╭─ Supplied entries

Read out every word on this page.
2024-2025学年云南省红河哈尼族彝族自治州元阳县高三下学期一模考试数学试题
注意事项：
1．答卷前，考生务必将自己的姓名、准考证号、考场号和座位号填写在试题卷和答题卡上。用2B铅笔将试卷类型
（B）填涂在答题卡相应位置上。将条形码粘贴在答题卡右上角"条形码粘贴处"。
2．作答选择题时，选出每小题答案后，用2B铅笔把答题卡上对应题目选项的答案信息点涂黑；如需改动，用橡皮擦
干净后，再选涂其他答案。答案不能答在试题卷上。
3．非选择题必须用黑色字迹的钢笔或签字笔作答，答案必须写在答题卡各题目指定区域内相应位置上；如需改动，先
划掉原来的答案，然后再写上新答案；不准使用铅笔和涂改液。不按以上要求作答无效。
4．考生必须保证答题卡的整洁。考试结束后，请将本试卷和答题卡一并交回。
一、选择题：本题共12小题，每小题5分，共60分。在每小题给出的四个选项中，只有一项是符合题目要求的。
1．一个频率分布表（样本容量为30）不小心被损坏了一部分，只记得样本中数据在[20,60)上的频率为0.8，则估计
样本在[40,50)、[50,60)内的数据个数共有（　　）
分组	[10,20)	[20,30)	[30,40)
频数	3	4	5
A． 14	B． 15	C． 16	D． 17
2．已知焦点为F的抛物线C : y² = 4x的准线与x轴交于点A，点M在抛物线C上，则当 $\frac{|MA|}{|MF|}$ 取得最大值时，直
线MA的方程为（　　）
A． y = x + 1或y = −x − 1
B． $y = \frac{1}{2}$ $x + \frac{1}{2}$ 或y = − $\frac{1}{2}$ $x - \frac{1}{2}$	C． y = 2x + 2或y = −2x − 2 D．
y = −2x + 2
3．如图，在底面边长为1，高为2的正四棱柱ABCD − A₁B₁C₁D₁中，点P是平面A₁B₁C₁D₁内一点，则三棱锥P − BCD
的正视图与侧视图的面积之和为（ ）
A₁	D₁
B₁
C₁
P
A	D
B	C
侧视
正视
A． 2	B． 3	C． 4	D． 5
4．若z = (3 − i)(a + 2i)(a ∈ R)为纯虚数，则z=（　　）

╰─

Requirement -> Output the complete data exactly as written.

Solution to this problem ->
Read out every word on this page.
2024-2025学年云南省红河哈尼族彝族自治州元阳县高三下学期一模考试数学试题
注意事项：
1．答卷前，考生务必将自己的姓名、准考证号、考场号和座位号填写在试题卷和答题卡上。用2B铅笔将试卷类型
（B）填涂在答题卡相应位置上。将条形码粘贴在答题卡右上角"条形码粘贴处"。
2．作答选择题时，选出每小题答案后，用2B铅笔把答题卡上对应题目选项的答案信息点涂黑；如需改动，用橡皮擦
干净后，再选涂其他答案。答案不能答在试题卷上。
3．非选择题必须用黑色字迹的钢笔或签字笔作答，答案必须写在答题卡各题目指定区域内相应位置上；如需改动，先
划掉原来的答案，然后再写上新答案；不准使用铅笔和涂改液。不按以上要求作答无效。
4．考生必须保证答题卡的整洁。考试结束后，请将本试卷和答题卡一并交回。
一、选择题：本题共12小题，每小题5分，共60分。在每小题给出的四个选项中，只有一项是符合题目要求的。
1．一个频率分布表（样本容量为30）不小心被损坏了一部分，只记得样本中数据在[20,60)上的频率为0.8，则估计
样本在[40,50)、[50,60)内的数据个数共有（　　）
分组	[10,20)	[20,30)	[30,40)
频数	3	4	5
A． 14	B． 15	C． 16	D． 17
2．已知焦点为F的抛物线C : y² = 4x的准线与x轴交于点A，点M在抛物线C上，则当 $\frac{|MA|}{|MF|}$ 取得最大值时，直
线MA的方程为（　　）
A． y = x + 1或y = −x − 1
B． $y = \frac{1}{2}$ $x + \frac{1}{2}$ 或y = − $\frac{1}{2}$ $x - \frac{1}{2}$	C． y = 2x + 2或y = −2x − 2 D．
y = −2x + 2
3．如图，在底面边长为1，高为2的正四棱柱ABCD − A₁B₁C₁D₁中，点P是平面A₁B₁C₁D₁内一点，则三棱锥P − BCD
的正视图与侧视图的面积之和为（ ）
A₁	D₁
B₁
C₁
P
A	D
B	C
侧视
正视
A． 2	B． 3	C． 4	D． 5
4．若z = (3 − i)(a + 2i)(a ∈ R)为纯虚数，则z=（　　）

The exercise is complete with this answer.